Exercise directions: Gather all lines from the material that contain "Ruta".

Data supplied:

## BEGIN

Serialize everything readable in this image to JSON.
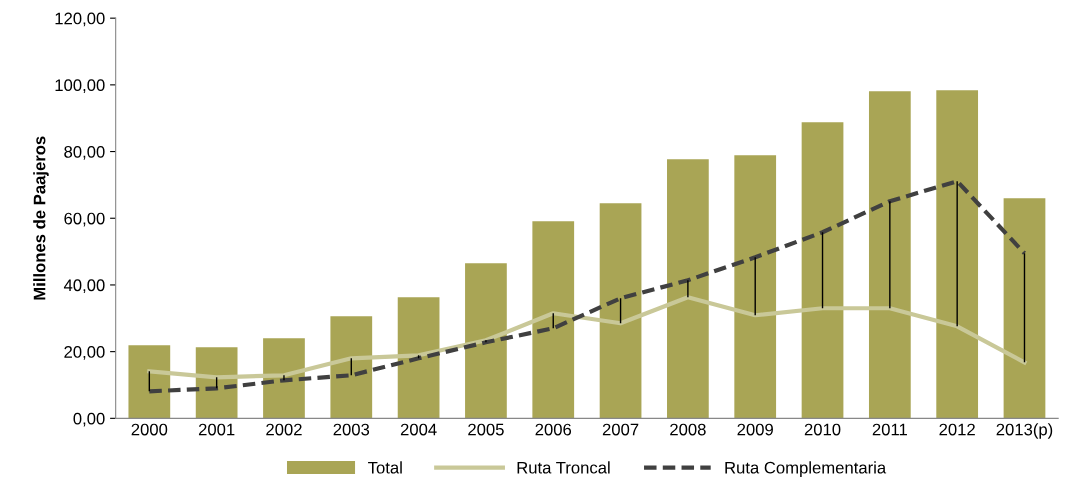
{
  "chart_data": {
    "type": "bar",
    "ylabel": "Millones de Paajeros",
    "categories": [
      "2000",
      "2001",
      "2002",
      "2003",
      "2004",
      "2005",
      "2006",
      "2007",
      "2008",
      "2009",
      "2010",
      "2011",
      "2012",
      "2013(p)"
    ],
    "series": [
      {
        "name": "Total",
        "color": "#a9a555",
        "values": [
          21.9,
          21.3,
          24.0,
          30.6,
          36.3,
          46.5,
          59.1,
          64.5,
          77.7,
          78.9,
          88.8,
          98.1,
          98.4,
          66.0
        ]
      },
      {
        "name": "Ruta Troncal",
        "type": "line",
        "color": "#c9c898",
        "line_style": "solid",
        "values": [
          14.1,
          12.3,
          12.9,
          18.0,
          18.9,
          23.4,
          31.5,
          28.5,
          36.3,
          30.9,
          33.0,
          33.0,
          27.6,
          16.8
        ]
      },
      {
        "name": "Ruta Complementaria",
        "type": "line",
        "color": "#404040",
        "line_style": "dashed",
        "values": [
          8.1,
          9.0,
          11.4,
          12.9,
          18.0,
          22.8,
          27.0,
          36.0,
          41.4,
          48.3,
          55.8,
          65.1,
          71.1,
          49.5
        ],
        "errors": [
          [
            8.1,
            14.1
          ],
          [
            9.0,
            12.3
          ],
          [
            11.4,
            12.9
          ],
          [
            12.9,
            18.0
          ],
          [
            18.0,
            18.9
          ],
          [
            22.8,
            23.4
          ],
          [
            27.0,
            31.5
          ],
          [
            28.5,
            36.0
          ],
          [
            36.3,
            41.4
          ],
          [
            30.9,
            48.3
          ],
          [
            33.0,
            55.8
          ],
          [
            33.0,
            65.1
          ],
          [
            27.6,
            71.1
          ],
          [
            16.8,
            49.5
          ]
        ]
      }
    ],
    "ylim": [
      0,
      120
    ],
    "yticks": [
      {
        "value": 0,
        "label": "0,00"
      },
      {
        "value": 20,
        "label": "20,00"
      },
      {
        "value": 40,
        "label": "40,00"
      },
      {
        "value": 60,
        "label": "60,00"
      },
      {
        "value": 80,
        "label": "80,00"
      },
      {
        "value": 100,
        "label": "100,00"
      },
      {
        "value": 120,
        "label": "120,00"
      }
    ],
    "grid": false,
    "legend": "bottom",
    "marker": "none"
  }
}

## END

Solution below:
        "name": "Ruta Troncal",
        "name": "Ruta Complementaria",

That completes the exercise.